Task brief — Exclude the pictures; give every entry again exactly as written.

Study material —
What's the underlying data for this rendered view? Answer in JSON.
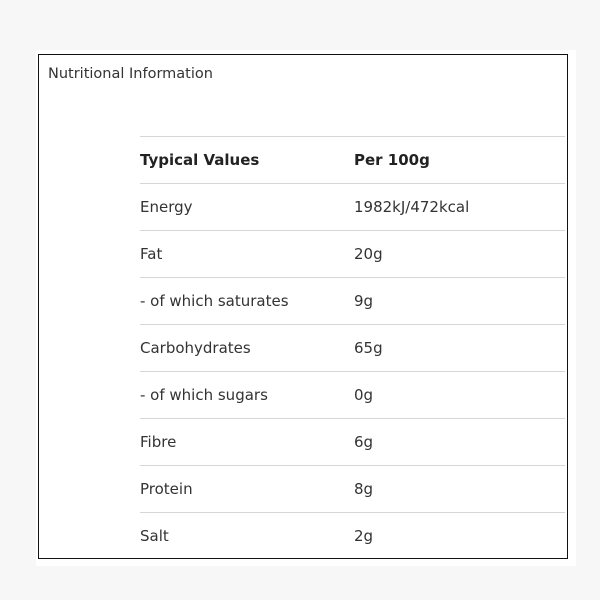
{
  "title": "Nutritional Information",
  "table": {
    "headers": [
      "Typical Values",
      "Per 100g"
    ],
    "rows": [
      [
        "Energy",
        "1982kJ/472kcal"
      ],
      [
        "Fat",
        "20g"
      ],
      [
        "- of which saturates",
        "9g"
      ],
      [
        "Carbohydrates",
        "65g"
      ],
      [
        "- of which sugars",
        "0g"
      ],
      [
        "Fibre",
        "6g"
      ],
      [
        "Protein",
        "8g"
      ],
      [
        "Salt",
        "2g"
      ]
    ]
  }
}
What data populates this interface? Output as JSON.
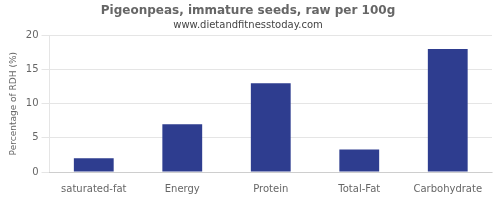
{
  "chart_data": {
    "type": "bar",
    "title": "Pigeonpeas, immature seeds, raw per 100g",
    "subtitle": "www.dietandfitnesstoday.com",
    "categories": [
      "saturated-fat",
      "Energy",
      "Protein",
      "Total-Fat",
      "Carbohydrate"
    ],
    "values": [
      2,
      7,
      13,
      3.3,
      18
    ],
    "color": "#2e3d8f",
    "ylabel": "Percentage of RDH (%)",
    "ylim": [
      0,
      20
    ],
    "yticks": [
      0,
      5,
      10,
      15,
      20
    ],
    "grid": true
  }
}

Response area —
What's the underlying data for this rendered view? Answer in JSON.
{
  "title": "Nutritional Information",
  "table": {
    "headers": [
      "Typical Values",
      "Per 100g"
    ],
    "rows": [
      [
        "Energy",
        "1982kJ/472kcal"
      ],
      [
        "Fat",
        "20g"
      ],
      [
        "- of which saturates",
        "9g"
      ],
      [
        "Carbohydrates",
        "65g"
      ],
      [
        "- of which sugars",
        "0g"
      ],
      [
        "Fibre",
        "6g"
      ],
      [
        "Protein",
        "8g"
      ],
      [
        "Salt",
        "2g"
      ]
    ]
  }
}
What data populates this interface? Output as JSON.
{
  "chart_data": {
    "type": "bar",
    "title": "Pigeonpeas, immature seeds, raw per 100g",
    "subtitle": "www.dietandfitnesstoday.com",
    "categories": [
      "saturated-fat",
      "Energy",
      "Protein",
      "Total-Fat",
      "Carbohydrate"
    ],
    "values": [
      2,
      7,
      13,
      3.3,
      18
    ],
    "color": "#2e3d8f",
    "ylabel": "Percentage of RDH (%)",
    "ylim": [
      0,
      20
    ],
    "yticks": [
      0,
      5,
      10,
      15,
      20
    ],
    "grid": true
  }
}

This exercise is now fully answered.